- _Job_
Render the lines as a JSON list of strings, one string per line and blank lines omitted, starting at the line containing "Annotate this image: element" and ending at the line containing "paragraph-overall: 2023 年度收入总计", both included.

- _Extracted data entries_
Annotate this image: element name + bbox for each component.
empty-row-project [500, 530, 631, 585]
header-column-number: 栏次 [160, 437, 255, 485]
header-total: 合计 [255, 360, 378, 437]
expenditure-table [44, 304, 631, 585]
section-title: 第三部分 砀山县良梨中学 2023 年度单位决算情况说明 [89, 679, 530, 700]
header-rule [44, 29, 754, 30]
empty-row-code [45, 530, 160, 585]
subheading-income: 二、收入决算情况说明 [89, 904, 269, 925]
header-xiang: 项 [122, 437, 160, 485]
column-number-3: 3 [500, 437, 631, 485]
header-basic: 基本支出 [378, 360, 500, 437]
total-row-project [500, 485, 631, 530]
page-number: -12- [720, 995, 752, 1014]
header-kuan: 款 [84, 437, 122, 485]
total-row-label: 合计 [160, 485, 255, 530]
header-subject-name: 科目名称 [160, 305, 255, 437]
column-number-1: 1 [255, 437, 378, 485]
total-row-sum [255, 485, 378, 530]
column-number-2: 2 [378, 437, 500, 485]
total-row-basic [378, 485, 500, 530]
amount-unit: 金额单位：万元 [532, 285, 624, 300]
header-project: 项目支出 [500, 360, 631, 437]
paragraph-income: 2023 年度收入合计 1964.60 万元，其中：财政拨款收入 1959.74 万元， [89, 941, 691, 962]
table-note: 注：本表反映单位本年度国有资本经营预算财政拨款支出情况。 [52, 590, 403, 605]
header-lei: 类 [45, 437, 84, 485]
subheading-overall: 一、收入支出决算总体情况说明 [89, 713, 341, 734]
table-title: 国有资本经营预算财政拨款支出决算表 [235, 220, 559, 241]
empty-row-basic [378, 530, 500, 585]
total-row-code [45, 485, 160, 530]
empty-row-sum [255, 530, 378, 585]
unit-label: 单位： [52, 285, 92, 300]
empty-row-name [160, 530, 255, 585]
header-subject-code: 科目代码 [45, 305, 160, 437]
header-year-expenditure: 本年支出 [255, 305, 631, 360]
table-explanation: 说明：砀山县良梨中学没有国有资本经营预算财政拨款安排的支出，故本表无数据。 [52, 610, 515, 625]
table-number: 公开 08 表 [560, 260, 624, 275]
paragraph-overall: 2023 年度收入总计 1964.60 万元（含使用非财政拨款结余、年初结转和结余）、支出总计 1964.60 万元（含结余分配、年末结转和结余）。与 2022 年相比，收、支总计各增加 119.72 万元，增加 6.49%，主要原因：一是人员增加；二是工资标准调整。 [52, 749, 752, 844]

--

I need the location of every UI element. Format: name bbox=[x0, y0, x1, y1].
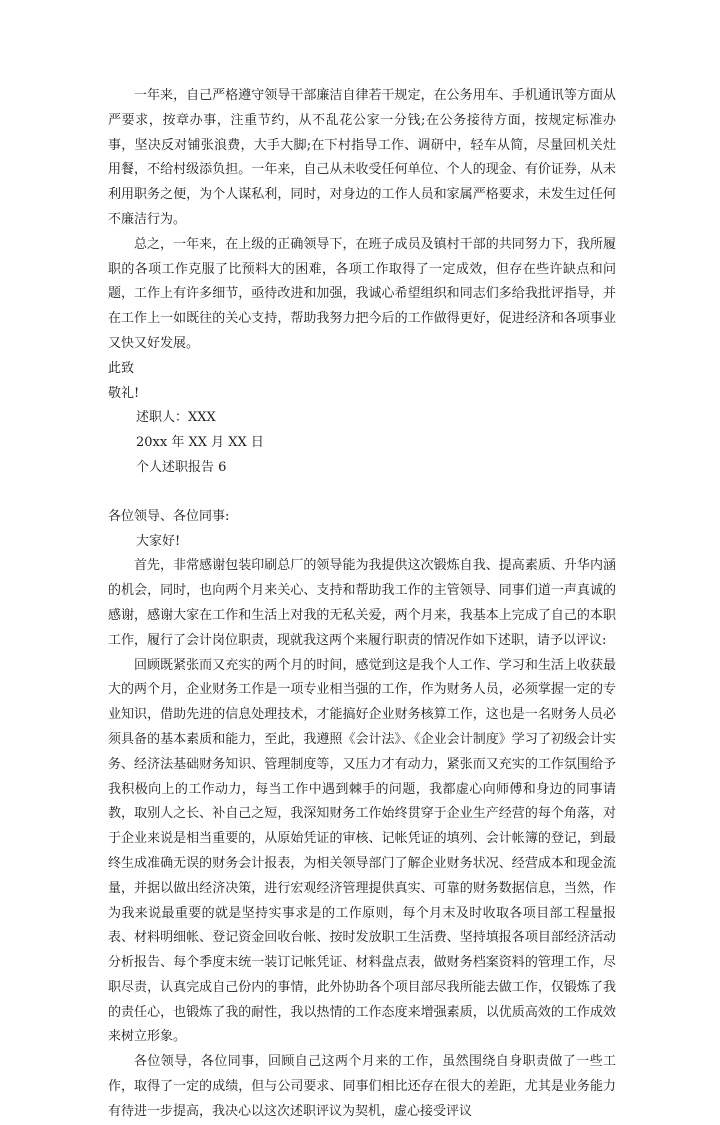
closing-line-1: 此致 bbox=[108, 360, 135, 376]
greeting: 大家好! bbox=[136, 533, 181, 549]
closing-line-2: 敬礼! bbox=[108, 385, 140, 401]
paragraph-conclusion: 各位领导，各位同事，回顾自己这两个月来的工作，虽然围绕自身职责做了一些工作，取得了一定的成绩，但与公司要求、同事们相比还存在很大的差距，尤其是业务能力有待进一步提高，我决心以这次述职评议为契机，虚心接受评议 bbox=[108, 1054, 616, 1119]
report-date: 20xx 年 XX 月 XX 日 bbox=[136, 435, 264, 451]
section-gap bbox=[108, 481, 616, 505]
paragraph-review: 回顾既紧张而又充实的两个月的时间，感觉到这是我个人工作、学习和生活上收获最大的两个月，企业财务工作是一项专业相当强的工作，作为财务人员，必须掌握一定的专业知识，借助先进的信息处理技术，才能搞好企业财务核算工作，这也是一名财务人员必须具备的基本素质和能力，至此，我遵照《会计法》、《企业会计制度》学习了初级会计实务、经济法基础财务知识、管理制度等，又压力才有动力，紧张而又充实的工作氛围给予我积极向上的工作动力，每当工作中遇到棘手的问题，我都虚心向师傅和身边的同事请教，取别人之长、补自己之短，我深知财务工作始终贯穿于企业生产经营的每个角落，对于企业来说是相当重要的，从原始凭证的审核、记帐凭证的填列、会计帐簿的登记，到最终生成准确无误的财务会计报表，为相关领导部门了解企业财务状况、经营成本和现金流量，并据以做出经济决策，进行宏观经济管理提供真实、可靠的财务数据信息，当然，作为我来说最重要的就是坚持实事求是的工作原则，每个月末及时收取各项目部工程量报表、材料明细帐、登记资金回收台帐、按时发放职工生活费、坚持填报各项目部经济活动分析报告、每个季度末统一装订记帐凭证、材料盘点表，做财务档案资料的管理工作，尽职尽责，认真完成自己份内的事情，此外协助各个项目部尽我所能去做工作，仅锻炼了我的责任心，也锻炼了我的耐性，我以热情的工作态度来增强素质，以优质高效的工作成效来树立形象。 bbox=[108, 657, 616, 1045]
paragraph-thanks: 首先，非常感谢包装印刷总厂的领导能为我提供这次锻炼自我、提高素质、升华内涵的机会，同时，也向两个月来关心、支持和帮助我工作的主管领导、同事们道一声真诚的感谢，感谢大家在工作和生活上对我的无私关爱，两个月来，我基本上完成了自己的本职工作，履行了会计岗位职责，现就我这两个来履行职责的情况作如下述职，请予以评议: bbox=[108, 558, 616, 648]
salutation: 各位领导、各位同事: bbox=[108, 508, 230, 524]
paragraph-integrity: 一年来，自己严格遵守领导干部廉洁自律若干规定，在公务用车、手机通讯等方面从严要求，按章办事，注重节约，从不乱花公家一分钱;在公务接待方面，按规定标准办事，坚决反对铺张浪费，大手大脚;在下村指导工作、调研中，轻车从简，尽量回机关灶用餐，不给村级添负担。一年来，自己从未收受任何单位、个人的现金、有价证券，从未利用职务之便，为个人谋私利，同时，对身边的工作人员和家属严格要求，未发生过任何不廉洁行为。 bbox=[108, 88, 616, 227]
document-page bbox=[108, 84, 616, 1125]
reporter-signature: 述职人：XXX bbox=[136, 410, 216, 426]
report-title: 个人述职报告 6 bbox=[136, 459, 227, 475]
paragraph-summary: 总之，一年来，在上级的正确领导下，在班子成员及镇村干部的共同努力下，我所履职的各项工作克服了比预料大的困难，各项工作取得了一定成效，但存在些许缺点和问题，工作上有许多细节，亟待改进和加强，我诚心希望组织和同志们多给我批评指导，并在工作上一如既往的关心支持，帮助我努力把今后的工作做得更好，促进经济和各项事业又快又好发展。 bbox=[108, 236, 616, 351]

- _Full solution_
[
  "Annotate this image: element name + bbox for each component.",
  "empty-row-project [500, 530, 631, 585]",
  "header-column-number: 栏次 [160, 437, 255, 485]",
  "header-total: 合计 [255, 360, 378, 437]",
  "expenditure-table [44, 304, 631, 585]",
  "section-title: 第三部分 砀山县良梨中学 2023 年度单位决算情况说明 [89, 679, 530, 700]",
  "header-rule [44, 29, 754, 30]",
  "empty-row-code [45, 530, 160, 585]",
  "subheading-income: 二、收入决算情况说明 [89, 904, 269, 925]",
  "header-xiang: 项 [122, 437, 160, 485]",
  "column-number-3: 3 [500, 437, 631, 485]",
  "header-basic: 基本支出 [378, 360, 500, 437]",
  "total-row-project [500, 485, 631, 530]",
  "page-number: -12- [720, 995, 752, 1014]",
  "header-kuan: 款 [84, 437, 122, 485]",
  "total-row-label: 合计 [160, 485, 255, 530]",
  "header-subject-name: 科目名称 [160, 305, 255, 437]",
  "column-number-1: 1 [255, 437, 378, 485]",
  "total-row-sum [255, 485, 378, 530]",
  "column-number-2: 2 [378, 437, 500, 485]",
  "total-row-basic [378, 485, 500, 530]",
  "amount-unit: 金额单位：万元 [532, 285, 624, 300]",
  "header-project: 项目支出 [500, 360, 631, 437]",
  "paragraph-income: 2023 年度收入合计 1964.60 万元，其中：财政拨款收入 1959.74 万元， [89, 941, 691, 962]",
  "table-note: 注：本表反映单位本年度国有资本经营预算财政拨款支出情况。 [52, 590, 403, 605]",
  "header-lei: 类 [45, 437, 84, 485]",
  "subheading-overall: 一、收入支出决算总体情况说明 [89, 713, 341, 734]",
  "table-title: 国有资本经营预算财政拨款支出决算表 [235, 220, 559, 241]",
  "empty-row-basic [378, 530, 500, 585]",
  "total-row-code [45, 485, 160, 530]",
  "empty-row-sum [255, 530, 378, 585]",
  "unit-label: 单位： [52, 285, 92, 300]",
  "empty-row-name [160, 530, 255, 585]",
  "header-subject-code: 科目代码 [45, 305, 160, 437]",
  "header-year-expenditure: 本年支出 [255, 305, 631, 360]",
  "table-explanation: 说明：砀山县良梨中学没有国有资本经营预算财政拨款安排的支出，故本表无数据。 [52, 610, 515, 625]",
  "table-number: 公开 08 表 [560, 260, 624, 275]",
  "paragraph-overall: 2023 年度收入总计 1964.60 万元（含使用非财政拨款结余、年初结转和结余）、支出总计 1964.60 万元（含结余分配、年末结转和结余）。与 2022 年相比，收、支总计各增加 119.72 万元，增加 6.49%，主要原因：一是人员增加；二是工资标准调整。 [52, 749, 752, 844]"
]